*Stated goal*. Copy every entry exactly.

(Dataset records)
*-*-*

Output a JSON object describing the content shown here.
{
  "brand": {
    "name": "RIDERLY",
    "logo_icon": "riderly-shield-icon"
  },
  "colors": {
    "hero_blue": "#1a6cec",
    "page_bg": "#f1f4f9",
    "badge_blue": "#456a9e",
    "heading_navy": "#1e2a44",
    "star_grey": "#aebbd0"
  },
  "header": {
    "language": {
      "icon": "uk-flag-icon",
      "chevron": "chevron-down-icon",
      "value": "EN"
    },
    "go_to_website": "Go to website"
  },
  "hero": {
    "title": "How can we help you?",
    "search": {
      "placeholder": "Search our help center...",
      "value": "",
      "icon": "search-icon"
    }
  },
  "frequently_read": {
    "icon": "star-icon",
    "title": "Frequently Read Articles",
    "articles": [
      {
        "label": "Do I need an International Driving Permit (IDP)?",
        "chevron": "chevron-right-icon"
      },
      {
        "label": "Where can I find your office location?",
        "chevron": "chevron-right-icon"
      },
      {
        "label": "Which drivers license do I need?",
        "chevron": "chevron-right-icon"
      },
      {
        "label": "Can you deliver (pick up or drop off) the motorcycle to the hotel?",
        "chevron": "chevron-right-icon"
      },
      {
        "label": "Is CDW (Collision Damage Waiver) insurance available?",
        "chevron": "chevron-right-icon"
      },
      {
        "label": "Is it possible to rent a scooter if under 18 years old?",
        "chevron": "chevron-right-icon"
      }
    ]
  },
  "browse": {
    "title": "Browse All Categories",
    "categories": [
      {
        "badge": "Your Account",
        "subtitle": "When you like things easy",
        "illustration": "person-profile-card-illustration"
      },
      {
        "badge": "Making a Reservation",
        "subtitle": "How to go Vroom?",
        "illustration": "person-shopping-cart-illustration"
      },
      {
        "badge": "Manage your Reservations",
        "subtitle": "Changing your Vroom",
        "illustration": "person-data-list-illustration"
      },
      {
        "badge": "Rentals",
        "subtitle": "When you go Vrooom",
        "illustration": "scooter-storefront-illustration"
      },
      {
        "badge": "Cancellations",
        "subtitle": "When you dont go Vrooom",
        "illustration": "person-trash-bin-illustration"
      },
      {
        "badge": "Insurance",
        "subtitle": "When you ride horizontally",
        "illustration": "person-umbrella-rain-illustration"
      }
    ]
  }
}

*-*-*

*Solved exercise*.
Output a JSON object describing the content shown here.
{
  "brand": {
    "name": "RIDERLY",
    "logo_icon": "riderly-shield-icon"
  },
  "colors": {
    "hero_blue": "#1a6cec",
    "page_bg": "#f1f4f9",
    "badge_blue": "#456a9e",
    "heading_navy": "#1e2a44",
    "star_grey": "#aebbd0"
  },
  "header": {
    "language": {
      "icon": "uk-flag-icon",
      "chevron": "chevron-down-icon",
      "value": "EN"
    },
    "go_to_website": "Go to website"
  },
  "hero": {
    "title": "How can we help you?",
    "search": {
      "placeholder": "Search our help center...",
      "value": "",
      "icon": "search-icon"
    }
  },
  "frequently_read": {
    "icon": "star-icon",
    "title": "Frequently Read Articles",
    "articles": [
      {
        "label": "Do I need an International Driving Permit (IDP)?",
        "chevron": "chevron-right-icon"
      },
      {
        "label": "Where can I find your office location?",
        "chevron": "chevron-right-icon"
      },
      {
        "label": "Which drivers license do I need?",
        "chevron": "chevron-right-icon"
      },
      {
        "label": "Can you deliver (pick up or drop off) the motorcycle to the hotel?",
        "chevron": "chevron-right-icon"
      },
      {
        "label": "Is CDW (Collision Damage Waiver) insurance available?",
        "chevron": "chevron-right-icon"
      },
      {
        "label": "Is it possible to rent a scooter if under 18 years old?",
        "chevron": "chevron-right-icon"
      }
    ]
  },
  "browse": {
    "title": "Browse All Categories",
    "categories": [
      {
        "badge": "Your Account",
        "subtitle": "When you like things easy",
        "illustration": "person-profile-card-illustration"
      },
      {
        "badge": "Making a Reservation",
        "subtitle": "How to go Vroom?",
        "illustration": "person-shopping-cart-illustration"
      },
      {
        "badge": "Manage your Reservations",
        "subtitle": "Changing your Vroom",
        "illustration": "person-data-list-illustration"
      },
      {
        "badge": "Rentals",
        "subtitle": "When you go Vrooom",
        "illustration": "scooter-storefront-illustration"
      },
      {
        "badge": "Cancellations",
        "subtitle": "When you dont go Vrooom",
        "illustration": "person-trash-bin-illustration"
      },
      {
        "badge": "Insurance",
        "subtitle": "When you ride horizontally",
        "illustration": "person-umbrella-rain-illustration"
      }
    ]
  }
}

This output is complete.